● Task requirements
Write out the data again in full, exactly as it reads.

(Figure data in JSON)
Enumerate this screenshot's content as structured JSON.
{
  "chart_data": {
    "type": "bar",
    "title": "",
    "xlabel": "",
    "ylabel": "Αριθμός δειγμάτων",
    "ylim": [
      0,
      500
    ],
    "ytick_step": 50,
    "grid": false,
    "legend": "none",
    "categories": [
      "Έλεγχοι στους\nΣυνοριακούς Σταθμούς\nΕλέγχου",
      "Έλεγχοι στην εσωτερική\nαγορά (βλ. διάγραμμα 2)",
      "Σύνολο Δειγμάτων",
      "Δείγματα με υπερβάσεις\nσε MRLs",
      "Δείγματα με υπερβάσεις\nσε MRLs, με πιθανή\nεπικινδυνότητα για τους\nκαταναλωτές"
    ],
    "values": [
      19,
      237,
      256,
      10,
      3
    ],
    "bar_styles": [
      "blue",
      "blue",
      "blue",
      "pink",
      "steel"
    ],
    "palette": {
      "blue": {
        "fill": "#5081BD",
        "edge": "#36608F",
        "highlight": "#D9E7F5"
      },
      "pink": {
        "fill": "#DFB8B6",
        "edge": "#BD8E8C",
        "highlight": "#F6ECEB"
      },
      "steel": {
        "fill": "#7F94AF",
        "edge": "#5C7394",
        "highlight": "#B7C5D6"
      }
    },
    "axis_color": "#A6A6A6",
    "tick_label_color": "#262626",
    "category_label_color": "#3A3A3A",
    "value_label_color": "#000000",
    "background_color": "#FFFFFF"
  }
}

● Answer in full
Enumerate this screenshot's content as structured JSON.
{
  "chart_data": {
    "type": "bar",
    "title": "",
    "xlabel": "",
    "ylabel": "Αριθμός δειγμάτων",
    "ylim": [
      0,
      500
    ],
    "ytick_step": 50,
    "grid": false,
    "legend": "none",
    "categories": [
      "Έλεγχοι στους\nΣυνοριακούς Σταθμούς\nΕλέγχου",
      "Έλεγχοι στην εσωτερική\nαγορά (βλ. διάγραμμα 2)",
      "Σύνολο Δειγμάτων",
      "Δείγματα με υπερβάσεις\nσε MRLs",
      "Δείγματα με υπερβάσεις\nσε MRLs, με πιθανή\nεπικινδυνότητα για τους\nκαταναλωτές"
    ],
    "values": [
      19,
      237,
      256,
      10,
      3
    ],
    "bar_styles": [
      "blue",
      "blue",
      "blue",
      "pink",
      "steel"
    ],
    "palette": {
      "blue": {
        "fill": "#5081BD",
        "edge": "#36608F",
        "highlight": "#D9E7F5"
      },
      "pink": {
        "fill": "#DFB8B6",
        "edge": "#BD8E8C",
        "highlight": "#F6ECEB"
      },
      "steel": {
        "fill": "#7F94AF",
        "edge": "#5C7394",
        "highlight": "#B7C5D6"
      }
    },
    "axis_color": "#A6A6A6",
    "tick_label_color": "#262626",
    "category_label_color": "#3A3A3A",
    "value_label_color": "#000000",
    "background_color": "#FFFFFF"
  }
}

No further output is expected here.